(Objective):
Extract every line that includes the string "yardımcısı".

(Source records)
--- --- ---

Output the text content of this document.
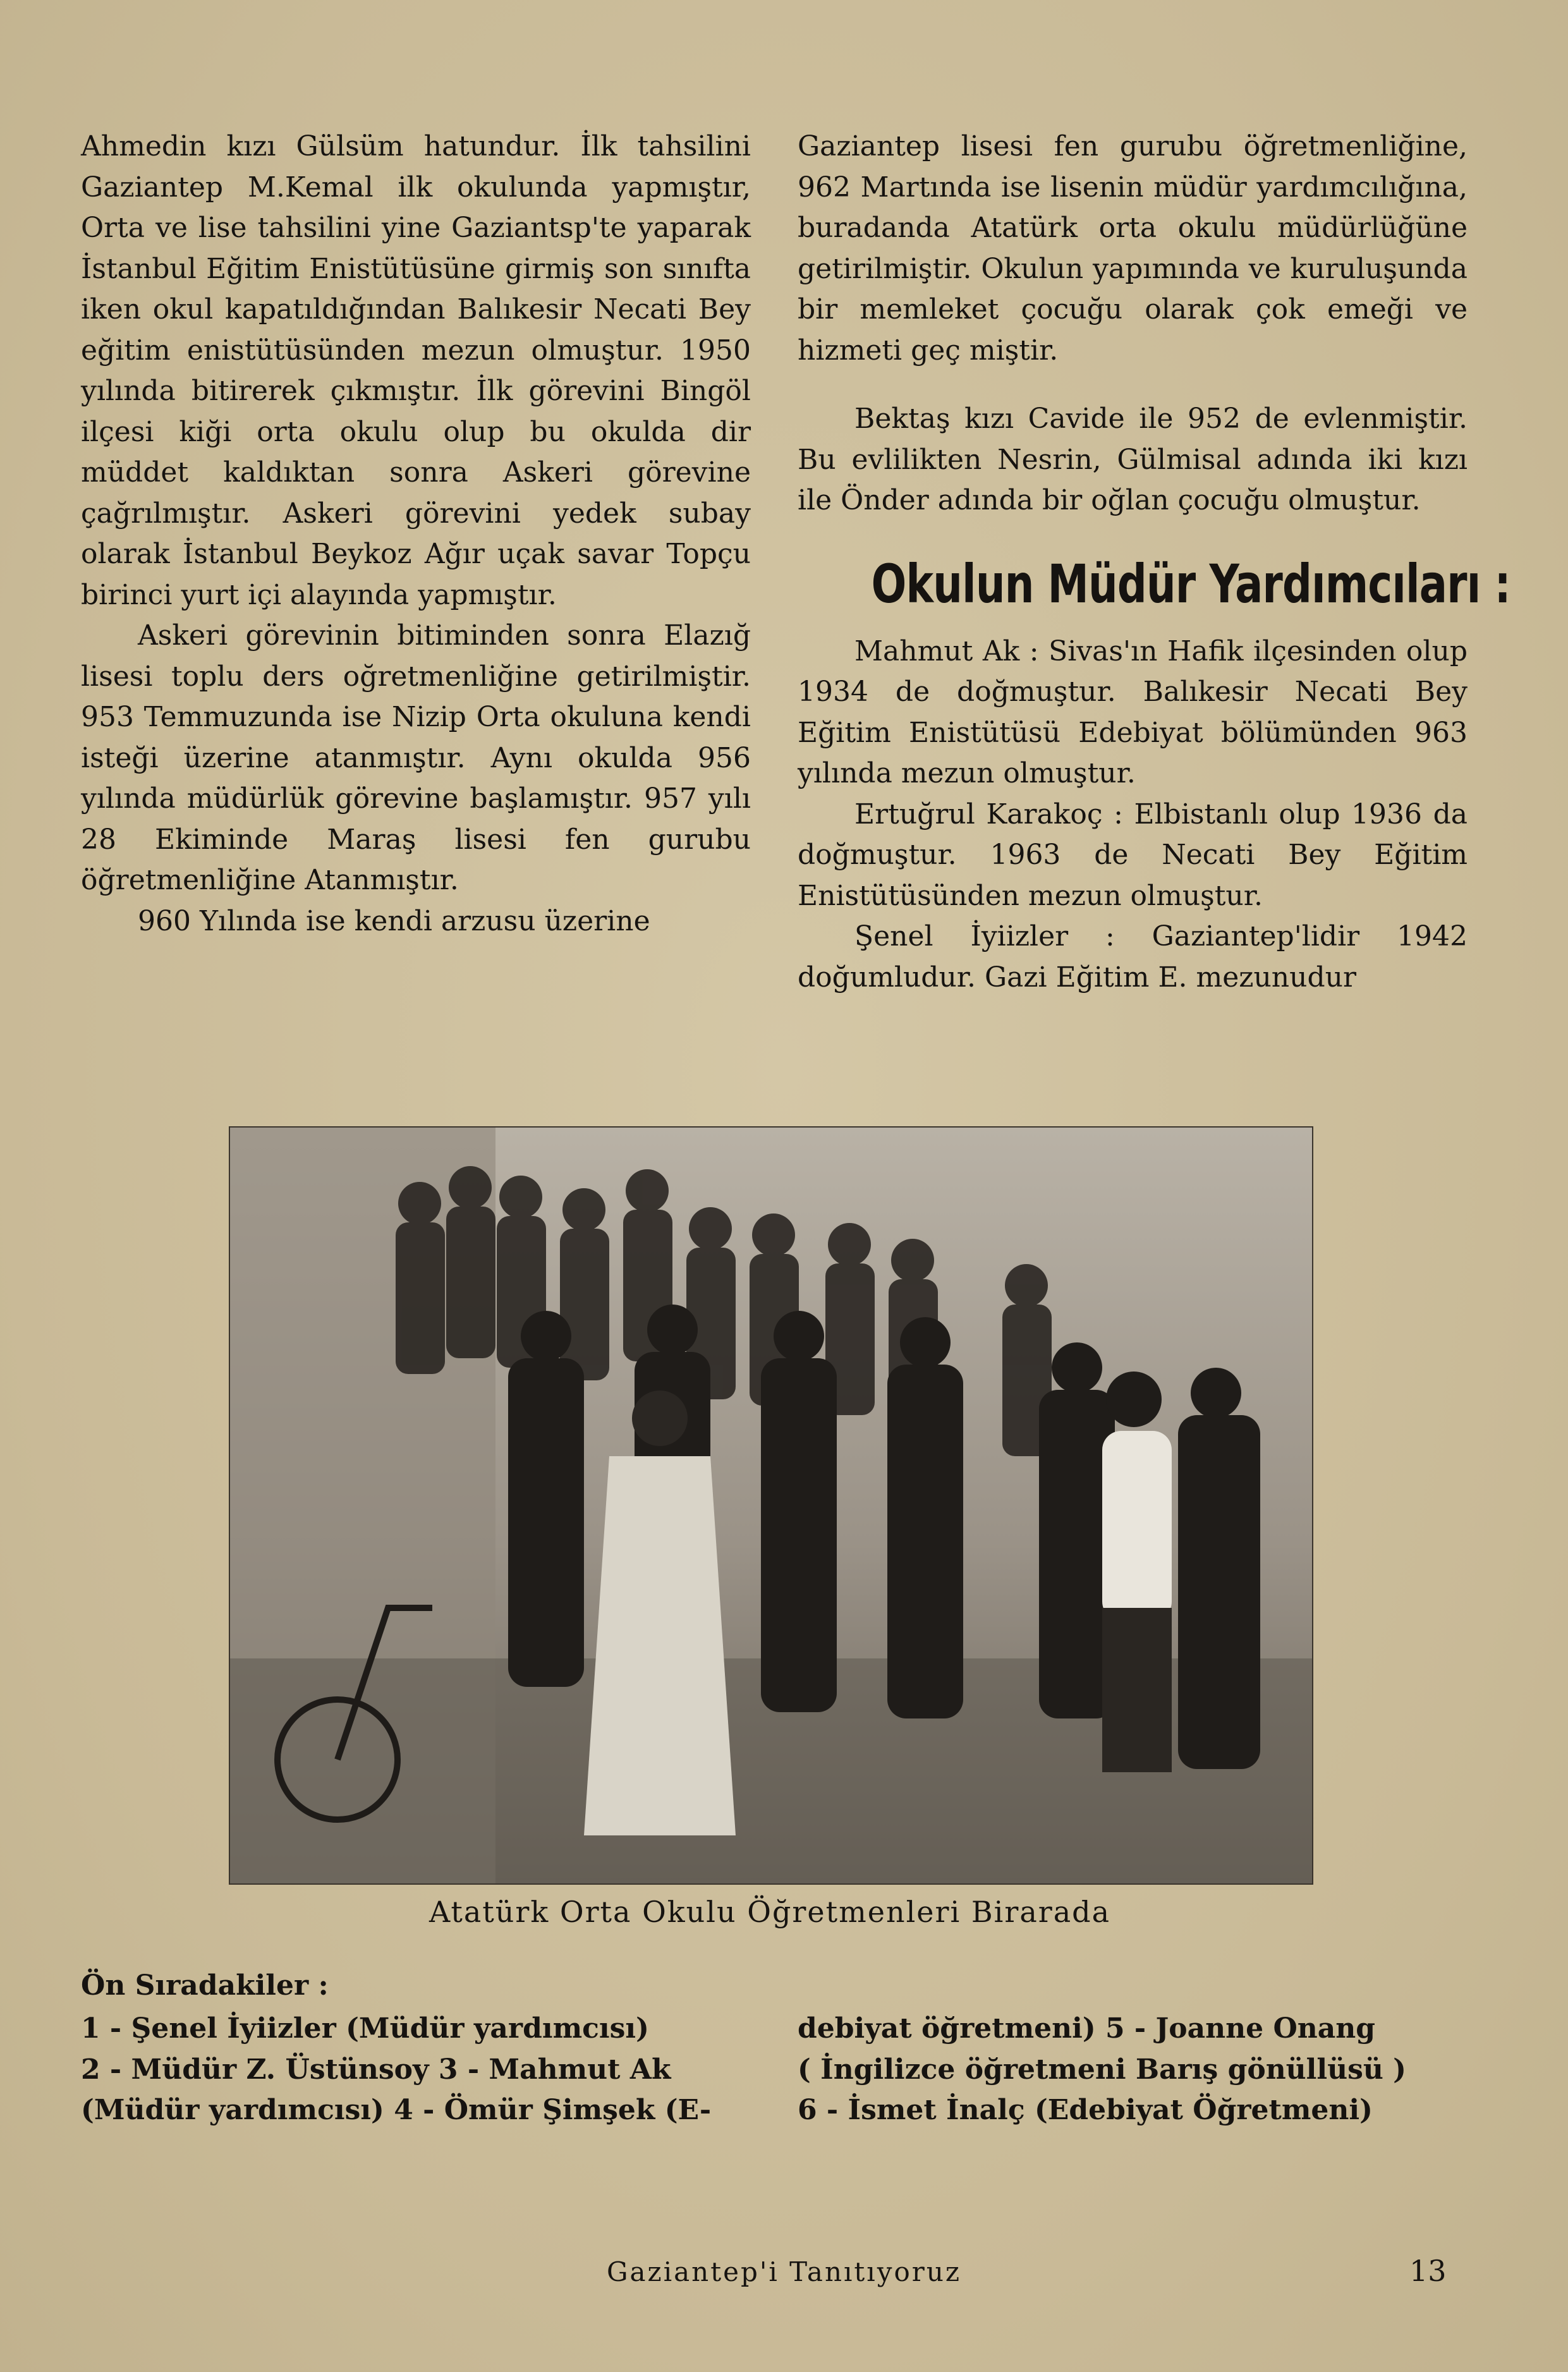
Ahmedin kızı Gülsüm hatundur. İlk tahsilini Gaziantep M.Kemal ilk okulunda yapmıştır, Orta ve lise tahsilini yine Gaziantsp'te yaparak İstanbul Eğitim Enistütüsüne girmiş son sınıfta iken okul kapatıldığından Balıkesir Necati Bey eğitim enistütüsünden mezun olmuştur. 1950 yılında bitirerek çıkmıştır. İlk görevini Bingöl ilçesi kiği orta okulu olup bu okulda dir müddet kaldıktan sonra Askeri görevine çağrılmıştır. Askeri görevini yedek subay olarak İstanbul Beykoz Ağır uçak savar Topçu birinci yurt içi alayında yapmıştır.

Askeri görevinin bitiminden sonra Elazığ lisesi toplu ders oğretmenliğine getirilmiştir. 953 Temmuzunda ise Nizip Orta okuluna kendi isteği üzerine atanmıştır. Aynı okulda 956 yılında müdürlük görevine başlamıştır. 957 yılı 28 Ekiminde Maraş lisesi fen gurubu öğretmenliğine Atanmıştır.

960 Yılında ise kendi arzusu üzerine

Gaziantep lisesi fen gurubu öğretmenliğine, 962 Martında ise lisenin müdür yardımcılığına, buradanda Atatürk orta okulu müdürlüğüne getirilmiştir. Okulun yapımında ve kuruluşunda bir memleket çocuğu olarak çok emeği ve hizmeti geç miştir.

Bektaş kızı Cavide ile 952 de evlenmiştir. Bu evlilikten Nesrin, Gülmisal adında iki kızı ile Önder adında bir oğlan çocuğu olmuştur.

Okulun Müdür Yardımcıları :

Mahmut Ak : Sivas'ın Hafik ilçesinden olup 1934 de doğmuştur. Balıkesir Necati Bey Eğitim Enistütüsü Edebiyat bölümünden 963 yılında mezun olmuştur.

Ertuğrul Karakoç : Elbistanlı olup 1936 da doğmuştur. 1963 de Necati Bey Eğitim Enistütüsünden mezun olmuştur.

Şenel İyiizler : Gaziantep'lidir 1942 doğumludur. Gazi Eğitim E. mezunudur

Atatürk Orta Okulu Öğretmenleri Birarada
Ön Sıradakiler :

1 - Şenel İyiizler (Müdür yardımcısı)

2 - Müdür Z. Üstünsoy 3 - Mahmut Ak

(Müdür yardımcısı) 4 - Ömür Şimşek (E-

debiyat öğretmeni) 5 - Joanne Onang

( İngilizce öğretmeni Barış gönüllüsü )

6 - İsmet İnalç (Edebiyat Öğretmeni)

Gaziantep'i Tanıtıyoruz	13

--- --- ---

(Final answer):
1 - Şenel İyiizler (Müdür yardımcısı)
(Müdür yardımcısı) 4 - Ömür Şimşek (E-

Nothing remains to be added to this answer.